Can you print the data exactly and leave out each image?
====
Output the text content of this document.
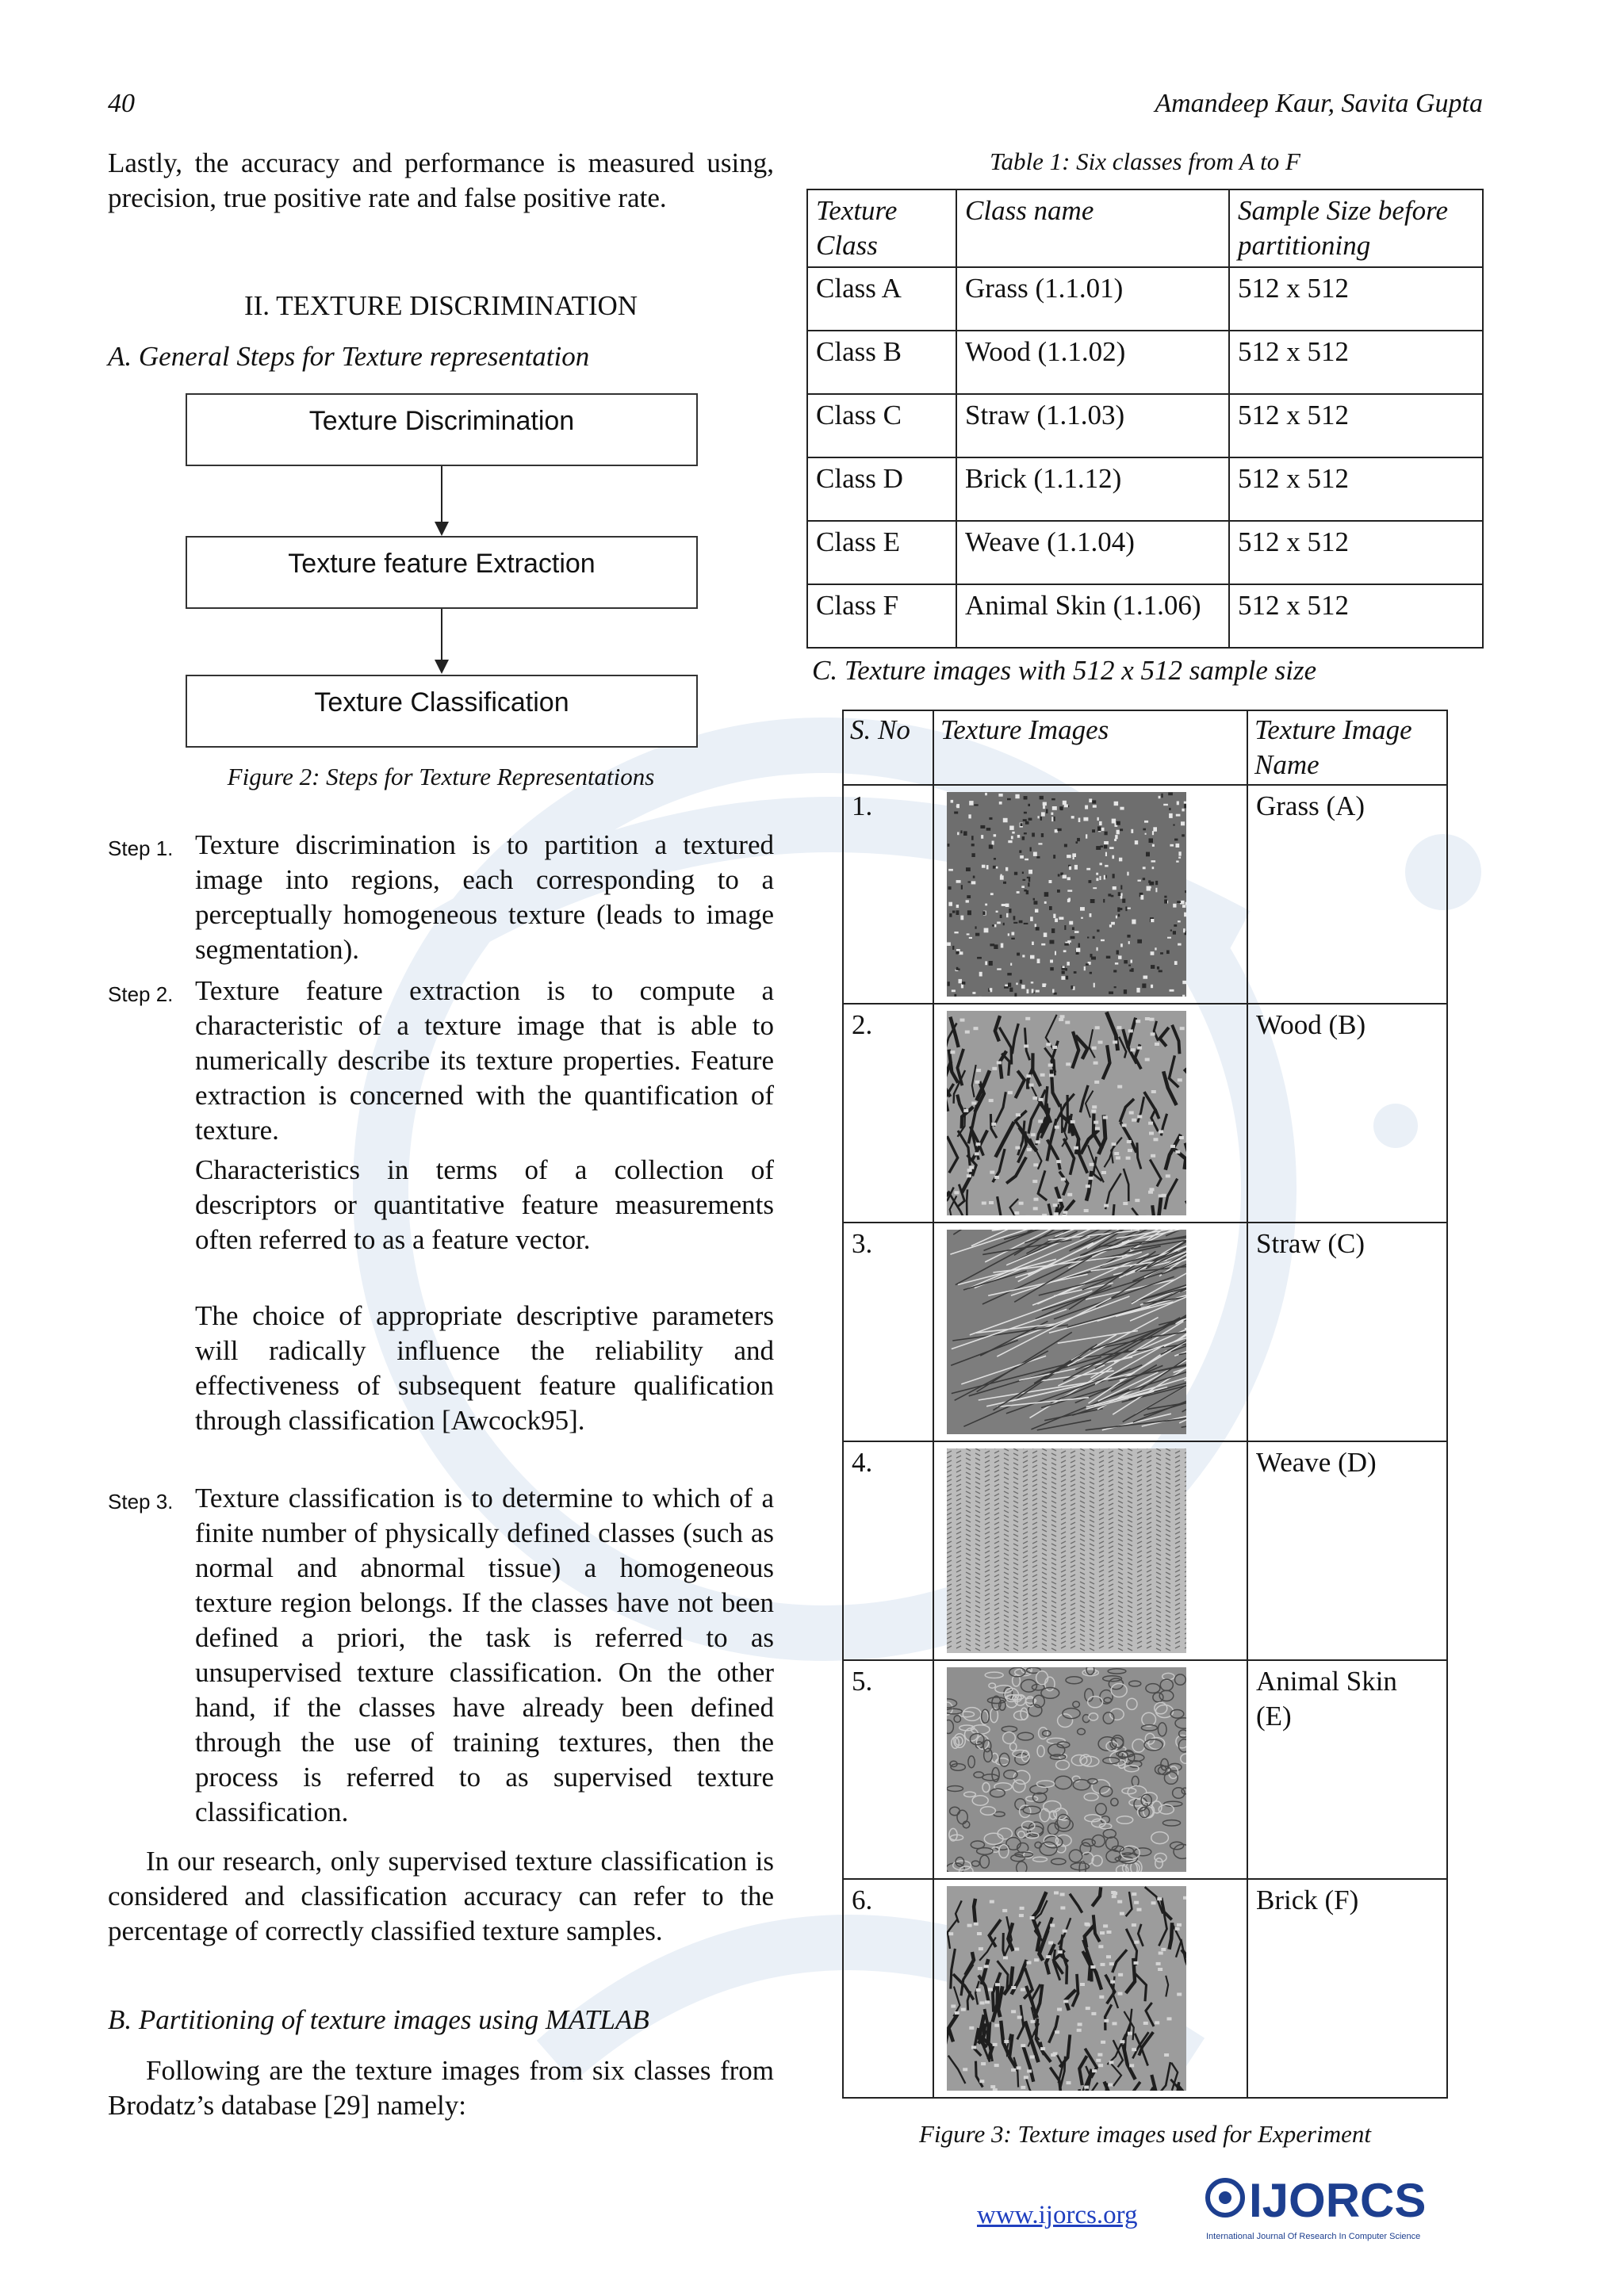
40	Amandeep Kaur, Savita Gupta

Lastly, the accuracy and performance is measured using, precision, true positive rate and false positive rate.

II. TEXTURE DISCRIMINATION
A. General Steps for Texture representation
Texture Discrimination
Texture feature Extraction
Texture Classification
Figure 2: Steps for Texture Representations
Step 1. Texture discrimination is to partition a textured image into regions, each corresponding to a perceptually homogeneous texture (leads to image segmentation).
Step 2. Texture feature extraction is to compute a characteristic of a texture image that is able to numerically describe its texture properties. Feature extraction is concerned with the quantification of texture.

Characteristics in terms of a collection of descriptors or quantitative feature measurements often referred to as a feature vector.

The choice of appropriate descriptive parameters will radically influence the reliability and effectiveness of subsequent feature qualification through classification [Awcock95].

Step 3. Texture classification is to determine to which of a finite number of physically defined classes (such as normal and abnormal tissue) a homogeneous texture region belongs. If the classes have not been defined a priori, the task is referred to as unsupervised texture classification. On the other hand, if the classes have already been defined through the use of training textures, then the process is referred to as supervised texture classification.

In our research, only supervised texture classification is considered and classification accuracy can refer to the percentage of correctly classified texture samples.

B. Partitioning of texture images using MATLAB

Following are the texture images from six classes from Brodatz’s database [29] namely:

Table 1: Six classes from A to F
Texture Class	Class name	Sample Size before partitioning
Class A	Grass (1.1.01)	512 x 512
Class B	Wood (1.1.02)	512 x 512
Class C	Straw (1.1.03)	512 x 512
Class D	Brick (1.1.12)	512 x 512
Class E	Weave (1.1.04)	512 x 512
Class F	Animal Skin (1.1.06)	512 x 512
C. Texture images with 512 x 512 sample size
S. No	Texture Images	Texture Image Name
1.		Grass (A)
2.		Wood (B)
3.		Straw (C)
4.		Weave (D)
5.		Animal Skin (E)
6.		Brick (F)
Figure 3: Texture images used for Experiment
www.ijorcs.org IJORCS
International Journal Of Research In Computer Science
====
FULL SOLUTION.
Output the text content of this document.
40	Amandeep Kaur, Savita Gupta

Lastly, the accuracy and performance is measured using, precision, true positive rate and false positive rate.

II. TEXTURE DISCRIMINATION
A. General Steps for Texture representation
Texture Discrimination
Texture feature Extraction
Texture Classification
Figure 2: Steps for Texture Representations
Step 1. Texture discrimination is to partition a textured image into regions, each corresponding to a perceptually homogeneous texture (leads to image segmentation).
Step 2. Texture feature extraction is to compute a characteristic of a texture image that is able to numerically describe its texture properties. Feature extraction is concerned with the quantification of texture.

Characteristics in terms of a collection of descriptors or quantitative feature measurements often referred to as a feature vector.

The choice of appropriate descriptive parameters will radically influence the reliability and effectiveness of subsequent feature qualification through classification [Awcock95].

Step 3. Texture classification is to determine to which of a finite number of physically defined classes (such as normal and abnormal tissue) a homogeneous texture region belongs. If the classes have not been defined a priori, the task is referred to as unsupervised texture classification. On the other hand, if the classes have already been defined through the use of training textures, then the process is referred to as supervised texture classification.

In our research, only supervised texture classification is considered and classification accuracy can refer to the percentage of correctly classified texture samples.

B. Partitioning of texture images using MATLAB

Following are the texture images from six classes from Brodatz’s database [29] namely:

Table 1: Six classes from A to F
Texture Class	Class name	Sample Size before partitioning
Class A	Grass (1.1.01)	512 x 512
Class B	Wood (1.1.02)	512 x 512
Class C	Straw (1.1.03)	512 x 512
Class D	Brick (1.1.12)	512 x 512
Class E	Weave (1.1.04)	512 x 512
Class F	Animal Skin (1.1.06)	512 x 512
C. Texture images with 512 x 512 sample size
S. No	Texture Images	Texture Image Name
1.		Grass (A)
2.		Wood (B)
3.		Straw (C)
4.		Weave (D)
5.		Animal Skin (E)
6.		Brick (F)
Figure 3: Texture images used for Experiment
www.ijorcs.org IJORCS
International Journal Of Research In Computer Science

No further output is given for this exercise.